• _Exercise description_:
Count the lines below that include the word "أحدها" and write that number alone.

• _Supplied data_:
● ● ● ● ● ● ●
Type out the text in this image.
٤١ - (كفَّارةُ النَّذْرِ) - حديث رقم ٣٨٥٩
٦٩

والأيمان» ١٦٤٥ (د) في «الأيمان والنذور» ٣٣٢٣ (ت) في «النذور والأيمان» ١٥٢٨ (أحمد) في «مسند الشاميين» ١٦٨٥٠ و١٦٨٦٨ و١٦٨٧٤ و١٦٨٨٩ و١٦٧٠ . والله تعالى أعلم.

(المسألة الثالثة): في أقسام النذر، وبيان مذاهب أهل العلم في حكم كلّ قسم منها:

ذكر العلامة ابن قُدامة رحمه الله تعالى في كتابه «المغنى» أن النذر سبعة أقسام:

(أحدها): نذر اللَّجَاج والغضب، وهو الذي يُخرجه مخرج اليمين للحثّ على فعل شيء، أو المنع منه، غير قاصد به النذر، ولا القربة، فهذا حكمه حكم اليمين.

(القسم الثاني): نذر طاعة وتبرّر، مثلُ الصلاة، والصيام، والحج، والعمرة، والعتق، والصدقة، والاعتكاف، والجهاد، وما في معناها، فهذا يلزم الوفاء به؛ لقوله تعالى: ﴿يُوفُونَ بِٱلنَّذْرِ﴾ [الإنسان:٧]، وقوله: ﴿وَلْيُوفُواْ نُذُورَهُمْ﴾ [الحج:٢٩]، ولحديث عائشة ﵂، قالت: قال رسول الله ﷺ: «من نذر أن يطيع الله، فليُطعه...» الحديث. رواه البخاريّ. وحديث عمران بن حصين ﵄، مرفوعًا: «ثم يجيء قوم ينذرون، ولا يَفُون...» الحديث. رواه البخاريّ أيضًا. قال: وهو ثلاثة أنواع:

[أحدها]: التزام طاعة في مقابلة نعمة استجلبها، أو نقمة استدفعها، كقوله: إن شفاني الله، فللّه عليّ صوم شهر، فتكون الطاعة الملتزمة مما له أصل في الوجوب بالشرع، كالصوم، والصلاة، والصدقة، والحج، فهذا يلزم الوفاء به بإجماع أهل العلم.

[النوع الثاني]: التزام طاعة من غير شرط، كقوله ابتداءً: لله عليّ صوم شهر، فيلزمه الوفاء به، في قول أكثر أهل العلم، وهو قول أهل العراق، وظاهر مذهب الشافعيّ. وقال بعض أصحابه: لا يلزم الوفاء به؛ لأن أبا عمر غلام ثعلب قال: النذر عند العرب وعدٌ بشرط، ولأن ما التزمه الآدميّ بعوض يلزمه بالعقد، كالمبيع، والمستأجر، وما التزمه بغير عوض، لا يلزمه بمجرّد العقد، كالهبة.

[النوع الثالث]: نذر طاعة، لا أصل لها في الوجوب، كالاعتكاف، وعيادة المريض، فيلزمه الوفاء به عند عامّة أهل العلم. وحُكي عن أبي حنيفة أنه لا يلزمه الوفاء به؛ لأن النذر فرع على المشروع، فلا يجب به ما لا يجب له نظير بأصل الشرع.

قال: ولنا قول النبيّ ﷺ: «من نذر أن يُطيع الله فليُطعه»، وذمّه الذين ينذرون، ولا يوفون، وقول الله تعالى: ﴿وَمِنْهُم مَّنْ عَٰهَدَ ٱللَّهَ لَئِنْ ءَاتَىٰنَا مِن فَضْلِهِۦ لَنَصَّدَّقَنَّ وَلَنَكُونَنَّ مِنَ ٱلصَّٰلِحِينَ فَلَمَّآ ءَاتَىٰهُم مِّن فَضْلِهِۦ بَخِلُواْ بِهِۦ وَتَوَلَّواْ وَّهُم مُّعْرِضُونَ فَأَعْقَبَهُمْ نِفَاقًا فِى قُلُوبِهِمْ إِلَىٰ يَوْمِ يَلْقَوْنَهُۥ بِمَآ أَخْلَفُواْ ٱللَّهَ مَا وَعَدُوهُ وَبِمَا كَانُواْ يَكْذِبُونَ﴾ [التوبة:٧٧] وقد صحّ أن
● ● ● ● ● ● ●
• _Written solution_:
2